EXERCISE BRIEF →
Gather every line below where "Highways" appears.

(Dataset excerpt)
· · · ·

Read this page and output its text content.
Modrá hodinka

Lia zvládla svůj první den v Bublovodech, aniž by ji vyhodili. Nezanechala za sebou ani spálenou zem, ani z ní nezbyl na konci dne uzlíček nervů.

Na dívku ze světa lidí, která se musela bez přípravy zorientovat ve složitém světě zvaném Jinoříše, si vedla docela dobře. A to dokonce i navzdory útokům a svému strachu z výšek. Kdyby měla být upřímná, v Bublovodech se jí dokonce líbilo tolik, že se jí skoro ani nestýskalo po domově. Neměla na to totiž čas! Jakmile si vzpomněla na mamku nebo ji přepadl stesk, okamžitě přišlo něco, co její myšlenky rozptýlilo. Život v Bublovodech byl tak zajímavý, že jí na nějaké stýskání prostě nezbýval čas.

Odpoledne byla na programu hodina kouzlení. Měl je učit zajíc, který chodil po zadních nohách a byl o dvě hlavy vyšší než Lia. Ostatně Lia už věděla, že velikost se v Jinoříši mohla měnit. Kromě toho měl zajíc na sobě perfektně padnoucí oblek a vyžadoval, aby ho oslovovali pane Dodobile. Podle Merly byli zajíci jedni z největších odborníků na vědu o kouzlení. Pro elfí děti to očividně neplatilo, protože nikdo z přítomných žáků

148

· · · ·

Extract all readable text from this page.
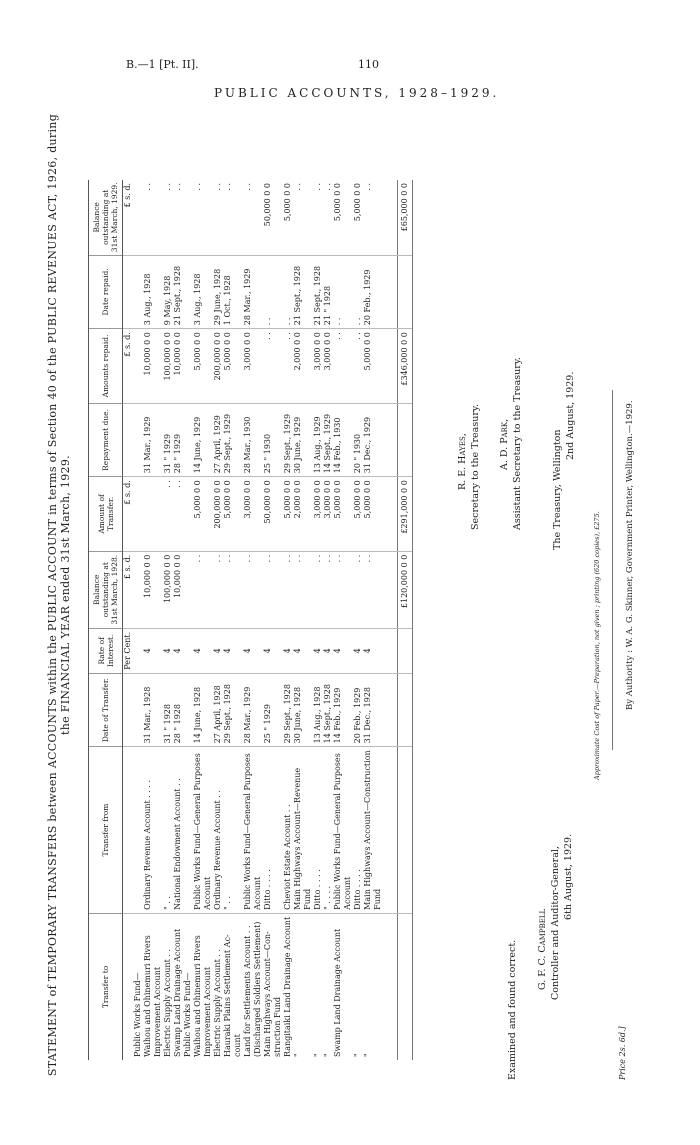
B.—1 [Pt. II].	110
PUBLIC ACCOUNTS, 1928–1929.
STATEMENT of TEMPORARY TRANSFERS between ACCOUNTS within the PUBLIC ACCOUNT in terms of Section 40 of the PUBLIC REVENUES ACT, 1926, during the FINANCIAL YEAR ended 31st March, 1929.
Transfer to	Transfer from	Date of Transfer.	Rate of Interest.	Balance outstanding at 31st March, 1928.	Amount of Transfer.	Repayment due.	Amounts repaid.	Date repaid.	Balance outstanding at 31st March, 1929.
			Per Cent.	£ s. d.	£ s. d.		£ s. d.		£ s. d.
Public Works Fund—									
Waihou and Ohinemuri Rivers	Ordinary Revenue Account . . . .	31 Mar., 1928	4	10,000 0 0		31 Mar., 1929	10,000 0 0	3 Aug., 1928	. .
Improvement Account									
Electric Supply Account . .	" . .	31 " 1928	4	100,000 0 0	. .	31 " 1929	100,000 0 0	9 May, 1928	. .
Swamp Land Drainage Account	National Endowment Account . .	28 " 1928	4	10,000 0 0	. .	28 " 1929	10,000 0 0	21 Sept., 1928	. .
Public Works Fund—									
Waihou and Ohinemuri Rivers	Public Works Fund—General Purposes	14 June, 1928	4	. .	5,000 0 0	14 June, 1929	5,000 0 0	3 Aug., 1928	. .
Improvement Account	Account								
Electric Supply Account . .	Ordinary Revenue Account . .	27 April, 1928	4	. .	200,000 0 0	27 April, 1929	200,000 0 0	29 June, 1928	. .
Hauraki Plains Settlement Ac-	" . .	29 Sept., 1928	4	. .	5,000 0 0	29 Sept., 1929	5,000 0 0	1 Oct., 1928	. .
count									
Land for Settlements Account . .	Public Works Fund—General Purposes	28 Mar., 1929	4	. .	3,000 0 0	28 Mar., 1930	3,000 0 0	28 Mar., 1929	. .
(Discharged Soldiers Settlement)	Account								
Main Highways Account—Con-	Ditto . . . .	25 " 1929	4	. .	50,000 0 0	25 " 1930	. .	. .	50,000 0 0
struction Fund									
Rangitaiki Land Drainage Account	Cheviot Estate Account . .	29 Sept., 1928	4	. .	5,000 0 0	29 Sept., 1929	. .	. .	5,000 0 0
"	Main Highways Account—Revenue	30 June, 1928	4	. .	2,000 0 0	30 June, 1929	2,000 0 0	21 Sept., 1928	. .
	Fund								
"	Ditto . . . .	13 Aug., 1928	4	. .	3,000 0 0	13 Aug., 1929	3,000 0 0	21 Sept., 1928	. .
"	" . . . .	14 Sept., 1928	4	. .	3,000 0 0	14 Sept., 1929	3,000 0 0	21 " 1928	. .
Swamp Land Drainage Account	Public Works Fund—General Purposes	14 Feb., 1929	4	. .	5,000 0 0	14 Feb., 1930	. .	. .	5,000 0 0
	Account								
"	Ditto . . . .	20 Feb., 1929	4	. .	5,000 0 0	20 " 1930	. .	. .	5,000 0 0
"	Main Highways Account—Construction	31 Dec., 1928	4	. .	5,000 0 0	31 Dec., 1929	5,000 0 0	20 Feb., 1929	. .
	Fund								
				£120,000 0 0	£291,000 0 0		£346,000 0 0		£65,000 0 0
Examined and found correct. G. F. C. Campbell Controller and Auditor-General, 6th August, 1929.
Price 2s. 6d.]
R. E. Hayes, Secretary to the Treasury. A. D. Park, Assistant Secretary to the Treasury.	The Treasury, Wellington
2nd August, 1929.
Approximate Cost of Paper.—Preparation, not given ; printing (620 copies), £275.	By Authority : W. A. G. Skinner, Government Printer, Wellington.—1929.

· · · ·

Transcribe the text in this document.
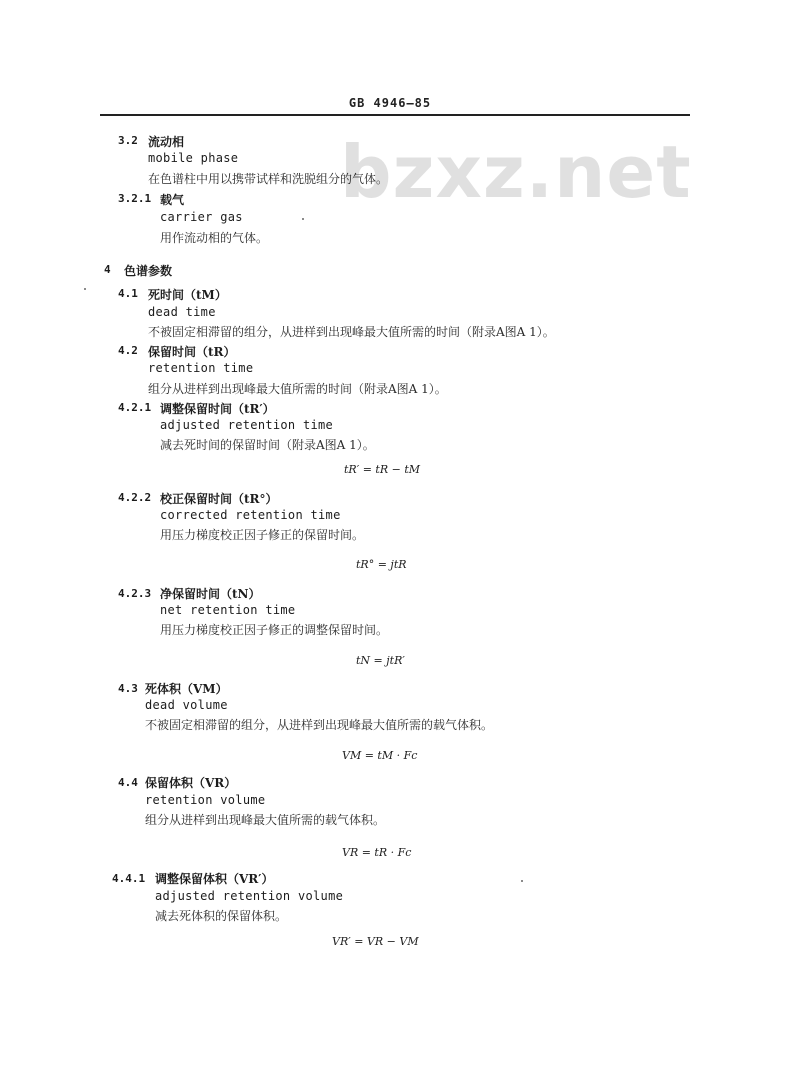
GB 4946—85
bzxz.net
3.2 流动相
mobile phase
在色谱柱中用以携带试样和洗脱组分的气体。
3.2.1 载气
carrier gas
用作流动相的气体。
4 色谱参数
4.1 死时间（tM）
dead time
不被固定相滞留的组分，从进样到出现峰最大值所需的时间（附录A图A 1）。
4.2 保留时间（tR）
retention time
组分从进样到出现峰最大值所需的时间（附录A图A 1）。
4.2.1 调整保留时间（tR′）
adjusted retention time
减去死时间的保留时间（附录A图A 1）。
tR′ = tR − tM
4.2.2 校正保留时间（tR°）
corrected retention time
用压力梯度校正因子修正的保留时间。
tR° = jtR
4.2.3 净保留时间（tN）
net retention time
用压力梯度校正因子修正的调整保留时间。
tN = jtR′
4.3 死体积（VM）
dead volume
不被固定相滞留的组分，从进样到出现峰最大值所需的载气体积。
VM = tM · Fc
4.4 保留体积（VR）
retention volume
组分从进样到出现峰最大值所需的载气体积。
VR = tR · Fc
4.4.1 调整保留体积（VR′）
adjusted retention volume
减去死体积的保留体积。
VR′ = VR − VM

· · · ·

OUTPUT →
Main Highways Account—Con-	Ditto . . . .	25 " 1929	4	. .	50,000 0 0	25 " 1930	. .	. .	50,000 0 0
"	Main Highways Account—Revenue	30 June, 1928	4	. .	2,000 0 0	30 June, 1929	2,000 0 0	21 Sept., 1928	. .
"	Main Highways Account—Construction	31 Dec., 1928	4	. .	5,000 0 0	31 Dec., 1929	5,000 0 0	20 Feb., 1929	. .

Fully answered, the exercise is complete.